*HOW TO COMPLETE THIS TASK:*
This exercise asks for an exact copy of every entry below, with pictures omitted.

*PROVIDED ENTRIES:*
------------
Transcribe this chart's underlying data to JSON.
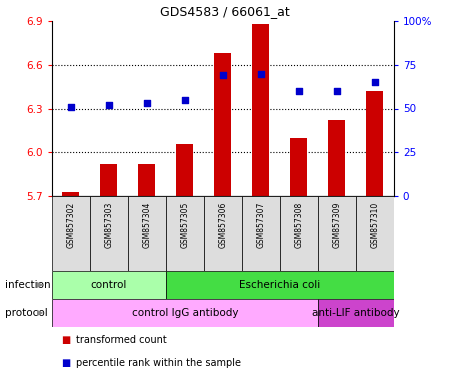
{
  "title": "GDS4583 / 66061_at",
  "samples": [
    "GSM857302",
    "GSM857303",
    "GSM857304",
    "GSM857305",
    "GSM857306",
    "GSM857307",
    "GSM857308",
    "GSM857309",
    "GSM857310"
  ],
  "transformed_count": [
    5.73,
    5.92,
    5.92,
    6.06,
    6.68,
    6.88,
    6.1,
    6.22,
    6.42
  ],
  "percentile_rank": [
    51,
    52,
    53,
    55,
    69,
    70,
    60,
    60,
    65
  ],
  "ylim_left": [
    5.7,
    6.9
  ],
  "ylim_right": [
    0,
    100
  ],
  "yticks_left": [
    5.7,
    6.0,
    6.3,
    6.6,
    6.9
  ],
  "yticks_right": [
    0,
    25,
    50,
    75,
    100
  ],
  "ytick_labels_right": [
    "0",
    "25",
    "50",
    "75",
    "100%"
  ],
  "bar_color": "#cc0000",
  "dot_color": "#0000cc",
  "infection_groups": [
    {
      "label": "control",
      "start": 0,
      "end": 3,
      "color": "#aaffaa"
    },
    {
      "label": "Escherichia coli",
      "start": 3,
      "end": 9,
      "color": "#44dd44"
    }
  ],
  "protocol_groups": [
    {
      "label": "control IgG antibody",
      "start": 0,
      "end": 7,
      "color": "#ffaaff"
    },
    {
      "label": "anti-LIF antibody",
      "start": 7,
      "end": 9,
      "color": "#cc44cc"
    }
  ],
  "infection_label": "infection",
  "protocol_label": "protocol",
  "legend_items": [
    {
      "color": "#cc0000",
      "label": "transformed count"
    },
    {
      "color": "#0000cc",
      "label": "percentile rank within the sample"
    }
  ],
  "sample_bg_color": "#dddddd",
  "grid_yticks": [
    6.0,
    6.3,
    6.6
  ]
}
------------
*ANSWER BOX:*
Transcribe this chart's underlying data to JSON.
{
  "title": "GDS4583 / 66061_at",
  "samples": [
    "GSM857302",
    "GSM857303",
    "GSM857304",
    "GSM857305",
    "GSM857306",
    "GSM857307",
    "GSM857308",
    "GSM857309",
    "GSM857310"
  ],
  "transformed_count": [
    5.73,
    5.92,
    5.92,
    6.06,
    6.68,
    6.88,
    6.1,
    6.22,
    6.42
  ],
  "percentile_rank": [
    51,
    52,
    53,
    55,
    69,
    70,
    60,
    60,
    65
  ],
  "ylim_left": [
    5.7,
    6.9
  ],
  "ylim_right": [
    0,
    100
  ],
  "yticks_left": [
    5.7,
    6.0,
    6.3,
    6.6,
    6.9
  ],
  "yticks_right": [
    0,
    25,
    50,
    75,
    100
  ],
  "ytick_labels_right": [
    "0",
    "25",
    "50",
    "75",
    "100%"
  ],
  "bar_color": "#cc0000",
  "dot_color": "#0000cc",
  "infection_groups": [
    {
      "label": "control",
      "start": 0,
      "end": 3,
      "color": "#aaffaa"
    },
    {
      "label": "Escherichia coli",
      "start": 3,
      "end": 9,
      "color": "#44dd44"
    }
  ],
  "protocol_groups": [
    {
      "label": "control IgG antibody",
      "start": 0,
      "end": 7,
      "color": "#ffaaff"
    },
    {
      "label": "anti-LIF antibody",
      "start": 7,
      "end": 9,
      "color": "#cc44cc"
    }
  ],
  "infection_label": "infection",
  "protocol_label": "protocol",
  "legend_items": [
    {
      "color": "#cc0000",
      "label": "transformed count"
    },
    {
      "color": "#0000cc",
      "label": "percentile rank within the sample"
    }
  ],
  "sample_bg_color": "#dddddd",
  "grid_yticks": [
    6.0,
    6.3,
    6.6
  ]
}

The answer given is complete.